▸ **WHAT IS REQUIRED**: Below are records to transcribe exactly, without their pictures.

▸ **Collected data entries**:

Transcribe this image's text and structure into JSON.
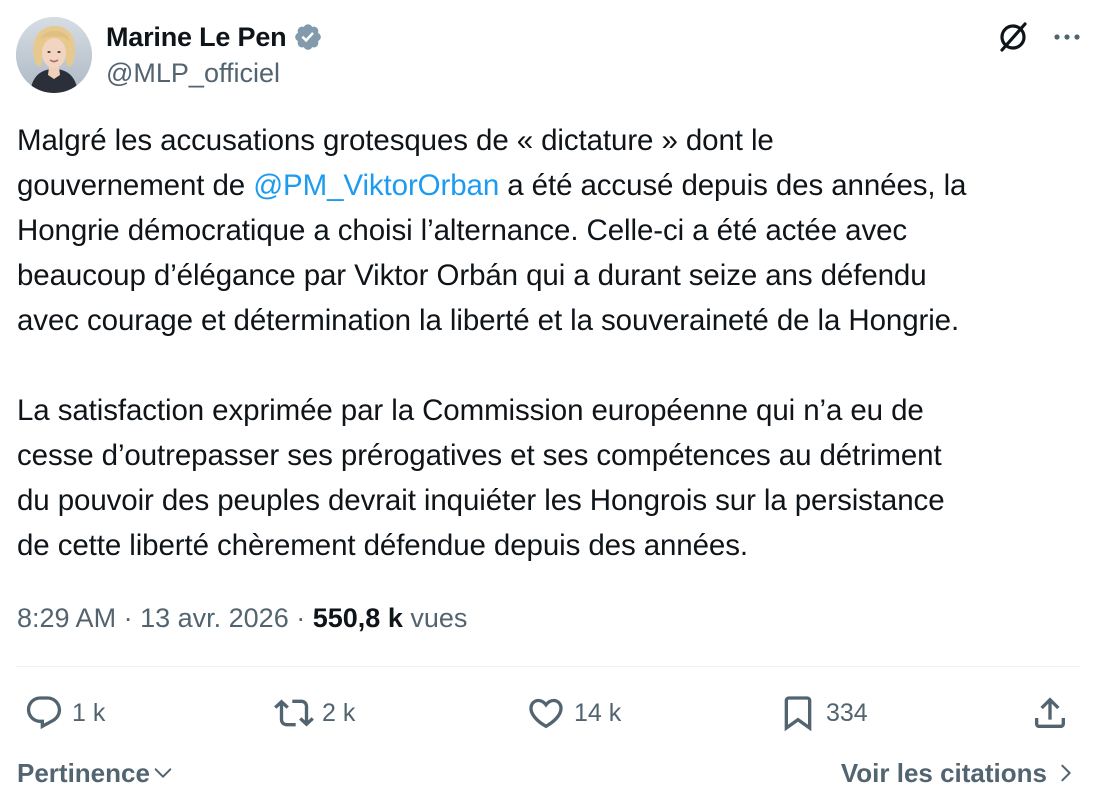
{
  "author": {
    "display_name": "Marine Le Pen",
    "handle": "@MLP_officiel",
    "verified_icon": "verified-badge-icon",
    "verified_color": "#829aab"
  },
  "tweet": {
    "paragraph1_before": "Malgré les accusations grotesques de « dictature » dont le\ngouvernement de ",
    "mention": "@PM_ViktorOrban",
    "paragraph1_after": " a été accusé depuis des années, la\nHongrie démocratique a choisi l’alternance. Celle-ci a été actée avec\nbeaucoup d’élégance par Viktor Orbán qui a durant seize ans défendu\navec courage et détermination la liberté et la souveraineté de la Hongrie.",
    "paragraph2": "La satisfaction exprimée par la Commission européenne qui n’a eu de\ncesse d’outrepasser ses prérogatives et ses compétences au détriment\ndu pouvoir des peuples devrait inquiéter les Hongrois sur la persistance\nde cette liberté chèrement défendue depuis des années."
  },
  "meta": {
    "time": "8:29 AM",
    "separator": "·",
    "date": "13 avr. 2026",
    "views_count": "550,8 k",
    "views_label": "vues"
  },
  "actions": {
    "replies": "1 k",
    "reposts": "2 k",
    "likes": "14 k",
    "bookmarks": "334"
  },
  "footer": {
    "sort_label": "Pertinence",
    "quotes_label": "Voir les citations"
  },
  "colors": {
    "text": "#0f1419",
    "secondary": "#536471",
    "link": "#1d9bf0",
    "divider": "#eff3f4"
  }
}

▸ **COMPLETE OUTPUT**:
Transcribe this image's text and structure into JSON.
{
  "author": {
    "display_name": "Marine Le Pen",
    "handle": "@MLP_officiel",
    "verified_icon": "verified-badge-icon",
    "verified_color": "#829aab"
  },
  "tweet": {
    "paragraph1_before": "Malgré les accusations grotesques de « dictature » dont le\ngouvernement de ",
    "mention": "@PM_ViktorOrban",
    "paragraph1_after": " a été accusé depuis des années, la\nHongrie démocratique a choisi l’alternance. Celle-ci a été actée avec\nbeaucoup d’élégance par Viktor Orbán qui a durant seize ans défendu\navec courage et détermination la liberté et la souveraineté de la Hongrie.",
    "paragraph2": "La satisfaction exprimée par la Commission européenne qui n’a eu de\ncesse d’outrepasser ses prérogatives et ses compétences au détriment\ndu pouvoir des peuples devrait inquiéter les Hongrois sur la persistance\nde cette liberté chèrement défendue depuis des années."
  },
  "meta": {
    "time": "8:29 AM",
    "separator": "·",
    "date": "13 avr. 2026",
    "views_count": "550,8 k",
    "views_label": "vues"
  },
  "actions": {
    "replies": "1 k",
    "reposts": "2 k",
    "likes": "14 k",
    "bookmarks": "334"
  },
  "footer": {
    "sort_label": "Pertinence",
    "quotes_label": "Voir les citations"
  },
  "colors": {
    "text": "#0f1419",
    "secondary": "#536471",
    "link": "#1d9bf0",
    "divider": "#eff3f4"
  }
}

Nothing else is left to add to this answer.